» **Do this**: Examine the entries below, count the lines holding the string "번성하는", and respond with the number only.

» **Data shown**:
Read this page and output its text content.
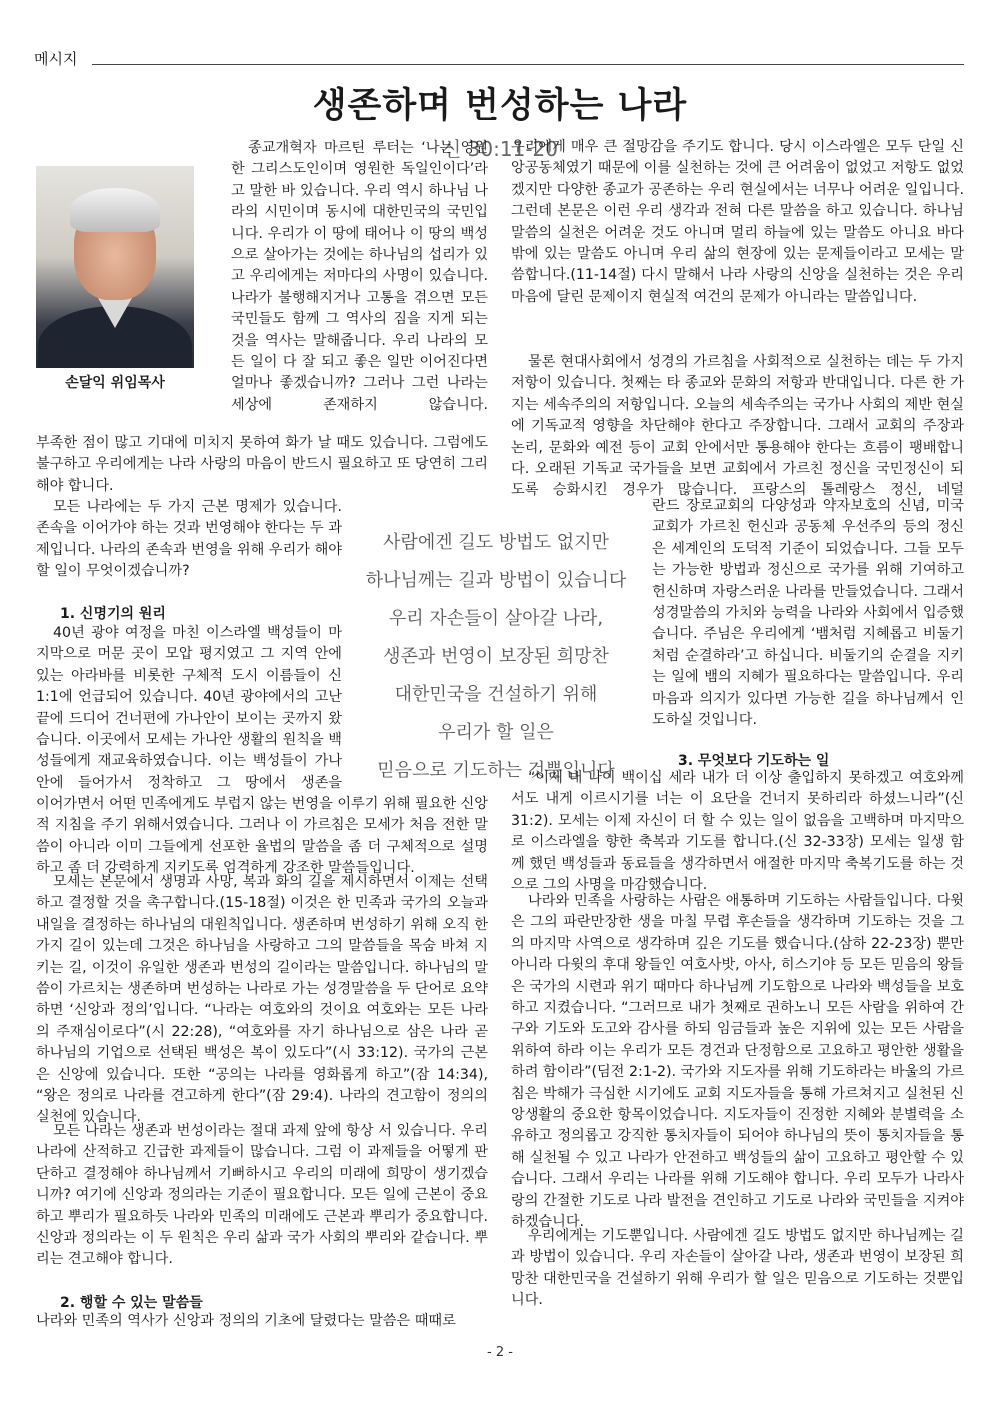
메시지
생존하며 번성하는 나라
신 30:11-20
손달익 위임목사

종교개혁자 마르틴 루터는 ‘나는 영원한 그리스도인이며 영원한 독일인이다’라고 말한 바 있습니다. 우리 역시 하나님 나라의 시민이며 동시에 대한민국의 국민입니다. 우리가 이 땅에 태어나 이 땅의 백성으로 살아가는 것에는 하나님의 섭리가 있고 우리에게는 저마다의 사명이 있습니다. 나라가 불행해지거나 고통을 겪으면 모든 국민들도 함께 그 역사의 짐을 지게 되는 것을 역사는 말해줍니다. 우리 나라의 모든 일이 다 잘 되고 좋은 일만 이어진다면 얼마나 좋겠습니까? 그러나 그런 나라는 세상에 존재하지 않습니다.

부족한 점이 많고 기대에 미치지 못하여 화가 날 때도 있습니다. 그럼에도 불구하고 우리에게는 나라 사랑의 마음이 반드시 필요하고 또 당연히 그리해야 합니다.

모든 나라에는 두 가지 근본 명제가 있습니다. 존속을 이어가야 하는 것과 번영해야 한다는 두 과제입니다. 나라의 존속과 번영을 위해 우리가 해야 할 일이 무엇이겠습니까?

1. 신명기의 원리

40년 광야 여정을 마친 이스라엘 백성들이 마지막으로 머문 곳이 모압 평지였고 그 지역 안에 있는 아라바를 비롯한 구체적 도시 이름들이 신 1:1에 언급되어 있습니다. 40년 광야에서의 고난 끝에 드디어 건너편에 가나안이 보이는 곳까지 왔습니다. 이곳에서 모세는 가나안 생활의 원칙을 백성들에게 재교육하였습니다. 이는 백성들이 가나안에 들어가서 정착하고 그 땅에서 생존을

이어가면서 어떤 민족에게도 부럽지 않는 번영을 이루기 위해 필요한 신앙적 지침을 주기 위해서였습니다. 그러나 이 가르침은 모세가 처음 전한 말씀이 아니라 이미 그들에게 선포한 율법의 말씀을 좀 더 구체적으로 설명하고 좀 더 강력하게 지키도록 엄격하게 강조한 말씀들입니다.

모세는 본문에서 생명과 사망, 복과 화의 길을 제시하면서 이제는 선택하고 결정할 것을 촉구합니다.(15-18절) 이것은 한 민족과 국가의 오늘과 내일을 결정하는 하나님의 대원칙입니다. 생존하며 번성하기 위해 오직 한 가지 길이 있는데 그것은 하나님을 사랑하고 그의 말씀들을 목숨 바쳐 지키는 길, 이것이 유일한 생존과 번성의 길이라는 말씀입니다. 하나님의 말씀이 가르치는 생존하며 번성하는 나라로 가는 성경말씀을 두 단어로 요약하면 ‘신앙과 정의’입니다. “나라는 여호와의 것이요 여호와는 모든 나라의 주재심이로다”(시 22:28), “여호와를 자기 하나님으로 삼은 나라 곧 하나님의 기업으로 선택된 백성은 복이 있도다”(시 33:12). 국가의 근본은 신앙에 있습니다. 또한 “공의는 나라를 영화롭게 하고”(잠 14:34), “왕은 정의로 나라를 견고하게 한다”(잠 29:4). 나라의 견고함이 정의의 실천에 있습니다.

모든 나라는 생존과 번성이라는 절대 과제 앞에 항상 서 있습니다. 우리나라에 산적하고 긴급한 과제들이 많습니다. 그럼 이 과제들을 어떻게 판단하고 결정해야 하나님께서 기뻐하시고 우리의 미래에 희망이 생기겠습니까? 여기에 신앙과 정의라는 기준이 필요합니다. 모든 일에 근본이 중요하고 뿌리가 필요하듯 나라와 민족의 미래에도 근본과 뿌리가 중요합니다. 신앙과 정의라는 이 두 원칙은 우리 삶과 국가 사회의 뿌리와 같습니다. 뿌리는 견고해야 합니다.

2. 행할 수 있는 말씀들

나라와 민족의 역사가 신앙과 정의의 기초에 달렸다는 말씀은 때때로

사람에겐 길도 방법도 없지만
하나님께는 길과 방법이 있습니다
우리 자손들이 살아갈 나라,
생존과 번영이 보장된 희망찬
대한민국을 건설하기 위해
우리가 할 일은
믿음으로 기도하는 것뿐입니다

우리에게 매우 큰 절망감을 주기도 합니다. 당시 이스라엘은 모두 단일 신앙공동체였기 때문에 이를 실천하는 것에 큰 어려움이 없었고 저항도 없었겠지만 다양한 종교가 공존하는 우리 현실에서는 너무나 어려운 일입니다. 그런데 본문은 이런 우리 생각과 전혀 다른 말씀을 하고 있습니다. 하나님 말씀의 실천은 어려운 것도 아니며 멀리 하늘에 있는 말씀도 아니요 바다 밖에 있는 말씀도 아니며 우리 삶의 현장에 있는 문제들이라고 모세는 말씀합니다.(11-14절) 다시 말해서 나라 사랑의 신앙을 실천하는 것은 우리 마음에 달린 문제이지 현실적 여건의 문제가 아니라는 말씀입니다.

물론 현대사회에서 성경의 가르침을 사회적으로 실천하는 데는 두 가지 저항이 있습니다. 첫째는 타 종교와 문화의 저항과 반대입니다. 다른 한 가지는 세속주의의 저항입니다. 오늘의 세속주의는 국가나 사회의 제반 현실에 기독교적 영향을 차단해야 한다고 주장합니다. 그래서 교회의 주장과 논리, 문화와 예전 등이 교회 안에서만 통용해야 한다는 흐름이 팽배합니다. 오래된 기독교 국가들을 보면 교회에서 가르친 정신을 국민정신이 되도록 승화시킨 경우가 많습니다. 프랑스의 톨레랑스 정신, 네덜

란드 장로교회의 다양성과 약자보호의 신념, 미국 교회가 가르친 헌신과 공동체 우선주의 등의 정신은 세계인의 도덕적 기준이 되었습니다. 그들 모두는 가능한 방법과 정신으로 국가를 위해 기여하고 헌신하며 자랑스러운 나라를 만들었습니다. 그래서 성경말씀의 가치와 능력을 나라와 사회에서 입증했습니다. 주님은 우리에게 ‘뱀처럼 지혜롭고 비둘기처럼 순결하라’고 하십니다. 비둘기의 순결을 지키는 일에 뱀의 지혜가 필요하다는 말씀입니다. 우리 마음과 의지가 있다면 가능한 길을 하나님께서 인도하실 것입니다.

3. 무엇보다 기도하는 일

“이제 내 나이 백이십 세라 내가 더 이상 출입하지 못하겠고 여호와께서도 내게 이르시기를 너는 이 요단을 건너지 못하리라 하셨느니라”(신 31:2). 모세는 이제 자신이 더 할 수 있는 일이 없음을 고백하며 마지막으로 이스라엘을 향한 축복과 기도를 합니다.(신 32-33장) 모세는 일생 함께 했던 백성들과 동료들을 생각하면서 애절한 마지막 축복기도를 하는 것으로 그의 사명을 마감했습니다.

나라와 민족을 사랑하는 사람은 애통하며 기도하는 사람들입니다. 다윗은 그의 파란만장한 생을 마칠 무렵 후손들을 생각하며 기도하는 것을 그의 마지막 사역으로 생각하며 깊은 기도를 했습니다.(삼하 22-23장) 뿐만 아니라 다윗의 후대 왕들인 여호사밧, 아사, 히스기야 등 모든 믿음의 왕들은 국가의 시련과 위기 때마다 하나님께 기도함으로 나라와 백성들을 보호하고 지켰습니다. “그러므로 내가 첫째로 권하노니 모든 사람을 위하여 간구와 기도와 도고와 감사를 하되 임금들과 높은 지위에 있는 모든 사람을 위하여 하라 이는 우리가 모든 경건과 단정함으로 고요하고 평안한 생활을 하려 함이라”(딤전 2:1-2). 국가와 지도자를 위해 기도하라는 바울의 가르침은 박해가 극심한 시기에도 교회 지도자들을 통해 가르쳐지고 실천된 신앙생활의 중요한 항목이었습니다. 지도자들이 진정한 지혜와 분별력을 소유하고 정의롭고 강직한 통치자들이 되어야 하나님의 뜻이 통치자들을 통해 실천될 수 있고 나라가 안전하고 백성들의 삶이 고요하고 평안할 수 있습니다. 그래서 우리는 나라를 위해 기도해야 합니다. 우리 모두가 나라사랑의 간절한 기도로 나라 발전을 견인하고 기도로 나라와 국민들을 지켜야 하겠습니다.

우리에게는 기도뿐입니다. 사람에겐 길도 방법도 없지만 하나님께는 길과 방법이 있습니다. 우리 자손들이 살아갈 나라, 생존과 번영이 보장된 희망찬 대한민국을 건설하기 위해 우리가 할 일은 믿음으로 기도하는 것뿐입니다.

- 2 -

» **The completed task**: 2